(Written problem): Below are entries; tally how many lines hold the string "this" and answer with only that figure.
************
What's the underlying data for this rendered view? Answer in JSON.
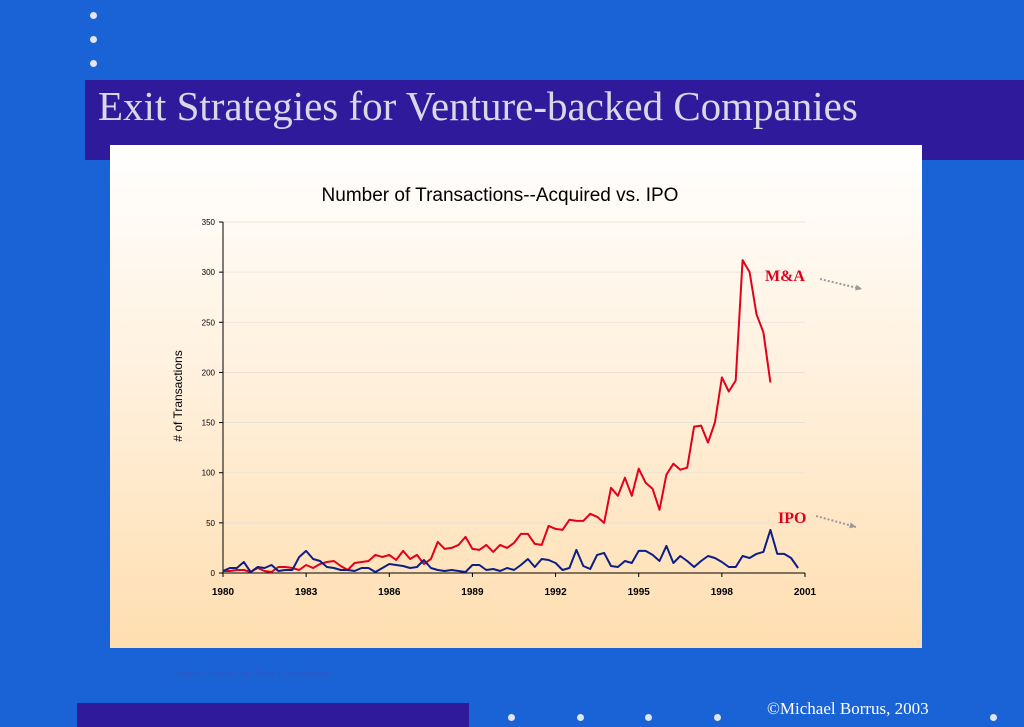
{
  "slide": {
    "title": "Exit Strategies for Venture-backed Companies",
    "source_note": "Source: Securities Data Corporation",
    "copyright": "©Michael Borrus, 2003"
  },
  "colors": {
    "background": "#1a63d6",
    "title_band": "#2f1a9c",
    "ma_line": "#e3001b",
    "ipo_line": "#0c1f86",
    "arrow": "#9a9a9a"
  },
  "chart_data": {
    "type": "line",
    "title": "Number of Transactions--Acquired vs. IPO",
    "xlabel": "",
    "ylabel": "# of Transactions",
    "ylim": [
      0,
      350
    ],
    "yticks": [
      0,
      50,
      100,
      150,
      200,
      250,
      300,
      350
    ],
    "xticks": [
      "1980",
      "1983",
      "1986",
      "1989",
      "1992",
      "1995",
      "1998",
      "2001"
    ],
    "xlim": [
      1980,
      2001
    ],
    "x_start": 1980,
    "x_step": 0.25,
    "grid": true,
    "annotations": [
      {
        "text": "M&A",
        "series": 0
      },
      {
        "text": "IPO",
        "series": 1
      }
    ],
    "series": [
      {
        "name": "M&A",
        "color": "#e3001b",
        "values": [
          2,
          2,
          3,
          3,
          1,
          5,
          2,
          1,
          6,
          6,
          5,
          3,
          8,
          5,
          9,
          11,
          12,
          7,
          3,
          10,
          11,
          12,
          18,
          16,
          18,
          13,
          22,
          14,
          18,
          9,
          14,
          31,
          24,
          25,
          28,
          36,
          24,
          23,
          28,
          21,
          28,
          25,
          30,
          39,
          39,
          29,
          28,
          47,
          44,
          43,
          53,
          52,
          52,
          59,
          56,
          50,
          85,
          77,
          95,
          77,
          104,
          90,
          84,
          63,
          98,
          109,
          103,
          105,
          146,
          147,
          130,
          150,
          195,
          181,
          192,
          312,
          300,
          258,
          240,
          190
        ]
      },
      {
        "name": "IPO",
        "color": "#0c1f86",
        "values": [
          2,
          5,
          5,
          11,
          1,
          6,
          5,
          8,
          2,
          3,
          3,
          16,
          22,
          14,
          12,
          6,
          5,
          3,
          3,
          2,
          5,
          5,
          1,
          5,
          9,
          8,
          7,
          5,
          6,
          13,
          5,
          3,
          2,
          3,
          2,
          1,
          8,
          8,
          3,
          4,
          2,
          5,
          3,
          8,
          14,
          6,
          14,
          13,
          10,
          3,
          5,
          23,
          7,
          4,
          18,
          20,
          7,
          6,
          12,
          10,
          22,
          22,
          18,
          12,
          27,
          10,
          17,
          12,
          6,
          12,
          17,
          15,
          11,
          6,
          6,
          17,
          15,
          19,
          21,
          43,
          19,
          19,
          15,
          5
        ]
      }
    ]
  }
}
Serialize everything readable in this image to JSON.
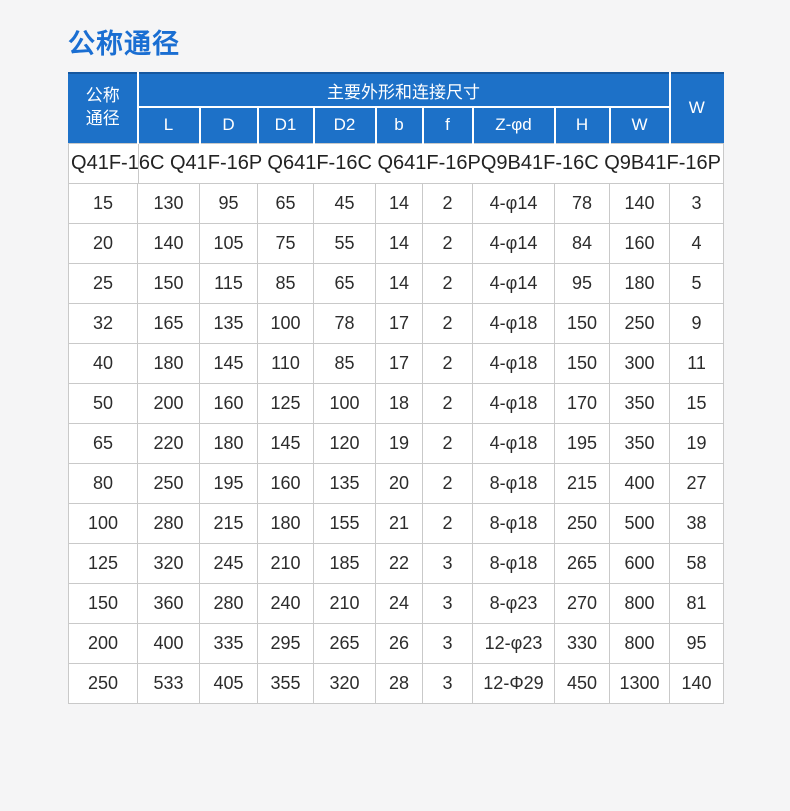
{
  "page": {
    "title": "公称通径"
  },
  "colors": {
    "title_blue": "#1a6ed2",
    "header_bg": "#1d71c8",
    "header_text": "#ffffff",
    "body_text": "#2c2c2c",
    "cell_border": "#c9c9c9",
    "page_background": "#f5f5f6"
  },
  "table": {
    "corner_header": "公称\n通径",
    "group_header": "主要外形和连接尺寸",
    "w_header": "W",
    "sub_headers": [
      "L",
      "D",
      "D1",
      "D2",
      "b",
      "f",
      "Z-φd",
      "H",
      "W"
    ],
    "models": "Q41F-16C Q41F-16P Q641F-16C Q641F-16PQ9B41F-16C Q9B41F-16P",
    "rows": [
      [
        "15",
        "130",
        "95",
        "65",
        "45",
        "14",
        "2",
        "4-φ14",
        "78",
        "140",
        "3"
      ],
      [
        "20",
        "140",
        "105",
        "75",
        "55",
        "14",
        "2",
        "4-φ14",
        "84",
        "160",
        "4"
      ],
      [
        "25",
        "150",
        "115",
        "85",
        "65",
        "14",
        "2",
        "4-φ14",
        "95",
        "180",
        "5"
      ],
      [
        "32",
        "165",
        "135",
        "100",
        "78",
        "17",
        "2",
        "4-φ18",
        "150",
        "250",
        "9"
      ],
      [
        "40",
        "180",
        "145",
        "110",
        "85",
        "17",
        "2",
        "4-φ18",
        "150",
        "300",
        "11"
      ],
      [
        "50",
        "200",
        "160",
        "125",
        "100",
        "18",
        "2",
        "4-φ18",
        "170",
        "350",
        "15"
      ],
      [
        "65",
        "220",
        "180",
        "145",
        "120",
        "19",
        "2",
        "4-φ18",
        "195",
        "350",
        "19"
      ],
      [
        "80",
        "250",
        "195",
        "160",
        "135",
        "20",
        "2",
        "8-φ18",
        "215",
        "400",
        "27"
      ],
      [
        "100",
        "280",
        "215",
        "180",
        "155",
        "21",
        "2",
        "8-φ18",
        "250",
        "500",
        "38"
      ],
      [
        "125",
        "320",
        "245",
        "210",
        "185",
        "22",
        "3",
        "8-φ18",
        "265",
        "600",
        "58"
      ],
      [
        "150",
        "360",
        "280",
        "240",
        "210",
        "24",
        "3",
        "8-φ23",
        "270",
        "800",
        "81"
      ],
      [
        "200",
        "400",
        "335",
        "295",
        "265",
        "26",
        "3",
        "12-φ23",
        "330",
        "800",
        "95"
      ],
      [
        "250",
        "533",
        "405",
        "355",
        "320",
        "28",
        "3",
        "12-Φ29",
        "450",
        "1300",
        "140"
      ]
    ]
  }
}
************
(Exercise result): 2